**Task description**. Swap "vertical section" for "vertical cross-section" throughout the entries below, and reproduce every other line unchanged.

**Extracted material**.
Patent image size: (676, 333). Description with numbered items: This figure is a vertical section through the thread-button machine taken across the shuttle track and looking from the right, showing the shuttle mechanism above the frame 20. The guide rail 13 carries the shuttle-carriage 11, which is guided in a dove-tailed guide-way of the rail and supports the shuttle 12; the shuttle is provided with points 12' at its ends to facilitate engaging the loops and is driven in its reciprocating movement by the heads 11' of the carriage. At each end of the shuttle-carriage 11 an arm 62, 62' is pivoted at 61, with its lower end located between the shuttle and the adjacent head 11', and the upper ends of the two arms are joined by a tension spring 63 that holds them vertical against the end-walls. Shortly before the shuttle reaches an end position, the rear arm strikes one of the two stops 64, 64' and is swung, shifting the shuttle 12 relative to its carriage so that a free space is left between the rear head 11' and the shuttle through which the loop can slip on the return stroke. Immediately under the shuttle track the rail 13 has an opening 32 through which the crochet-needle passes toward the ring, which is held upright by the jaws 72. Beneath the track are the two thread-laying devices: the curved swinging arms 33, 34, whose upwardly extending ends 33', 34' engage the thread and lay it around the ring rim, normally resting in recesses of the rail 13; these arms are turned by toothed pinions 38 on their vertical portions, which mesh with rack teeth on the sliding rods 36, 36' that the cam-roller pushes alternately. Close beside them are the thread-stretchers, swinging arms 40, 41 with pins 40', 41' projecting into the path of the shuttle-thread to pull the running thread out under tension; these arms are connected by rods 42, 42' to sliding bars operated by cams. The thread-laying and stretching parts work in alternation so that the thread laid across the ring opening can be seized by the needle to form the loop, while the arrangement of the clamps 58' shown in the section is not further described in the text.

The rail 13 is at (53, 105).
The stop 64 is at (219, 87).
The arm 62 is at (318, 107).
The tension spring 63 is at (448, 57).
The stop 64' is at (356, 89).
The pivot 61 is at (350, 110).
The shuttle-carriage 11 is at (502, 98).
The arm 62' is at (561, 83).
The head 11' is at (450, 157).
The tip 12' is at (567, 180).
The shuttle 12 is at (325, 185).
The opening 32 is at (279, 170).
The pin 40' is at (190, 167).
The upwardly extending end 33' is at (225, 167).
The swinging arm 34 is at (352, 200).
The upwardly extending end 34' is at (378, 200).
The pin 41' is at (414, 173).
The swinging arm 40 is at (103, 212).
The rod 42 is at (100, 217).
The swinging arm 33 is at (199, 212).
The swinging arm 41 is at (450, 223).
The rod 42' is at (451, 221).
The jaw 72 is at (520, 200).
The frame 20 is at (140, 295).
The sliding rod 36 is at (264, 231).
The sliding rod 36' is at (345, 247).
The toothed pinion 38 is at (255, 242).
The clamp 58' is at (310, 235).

**Response to the task**.
Patent image size: (676, 333). Description with numbered items: This figure is a vertical cross-section through the thread-button machine taken across the shuttle track and looking from the right, showing the shuttle mechanism above the frame 20. The guide rail 13 carries the shuttle-carriage 11, which is guided in a dove-tailed guide-way of the rail and supports the shuttle 12; the shuttle is provided with points 12' at its ends to facilitate engaging the loops and is driven in its reciprocating movement by the heads 11' of the carriage. At each end of the shuttle-carriage 11 an arm 62, 62' is pivoted at 61, with its lower end located between the shuttle and the adjacent head 11', and the upper ends of the two arms are joined by a tension spring 63 that holds them vertical against the end-walls. Shortly before the shuttle reaches an end position, the rear arm strikes one of the two stops 64, 64' and is swung, shifting the shuttle 12 relative to its carriage so that a free space is left between the rear head 11' and the shuttle through which the loop can slip on the return stroke. Immediately under the shuttle track the rail 13 has an opening 32 through which the crochet-needle passes toward the ring, which is held upright by the jaws 72. Beneath the track are the two thread-laying devices: the curved swinging arms 33, 34, whose upwardly extending ends 33', 34' engage the thread and lay it around the ring rim, normally resting in recesses of the rail 13; these arms are turned by toothed pinions 38 on their vertical portions, which mesh with rack teeth on the sliding rods 36, 36' that the cam-roller pushes alternately. Close beside them are the thread-stretchers, swinging arms 40, 41 with pins 40', 41' projecting into the path of the shuttle-thread to pull the running thread out under tension; these arms are connected by rods 42, 42' to sliding bars operated by cams. The thread-laying and stretching parts work in alternation so that the thread laid across the ring opening can be seized by the needle to form the loop, while the arrangement of the clamps 58' shown in the section is not further described in the text.

The rail 13 is at (53, 105).
The stop 64 is at (219, 87).
The arm 62 is at (318, 107).
The tension spring 63 is at (448, 57).
The stop 64' is at (356, 89).
The pivot 61 is at (350, 110).
The shuttle-carriage 11 is at (502, 98).
The arm 62' is at (561, 83).
The head 11' is at (450, 157).
The tip 12' is at (567, 180).
The shuttle 12 is at (325, 185).
The opening 32 is at (279, 170).
The pin 40' is at (190, 167).
The upwardly extending end 33' is at (225, 167).
The swinging arm 34 is at (352, 200).
The upwardly extending end 34' is at (378, 200).
The pin 41' is at (414, 173).
The swinging arm 40 is at (103, 212).
The rod 42 is at (100, 217).
The swinging arm 33 is at (199, 212).
The swinging arm 41 is at (450, 223).
The rod 42' is at (451, 221).
The jaw 72 is at (520, 200).
The frame 20 is at (140, 295).
The sliding rod 36 is at (264, 231).
The sliding rod 36' is at (345, 247).
The toothed pinion 38 is at (255, 242).
The clamp 58' is at (310, 235).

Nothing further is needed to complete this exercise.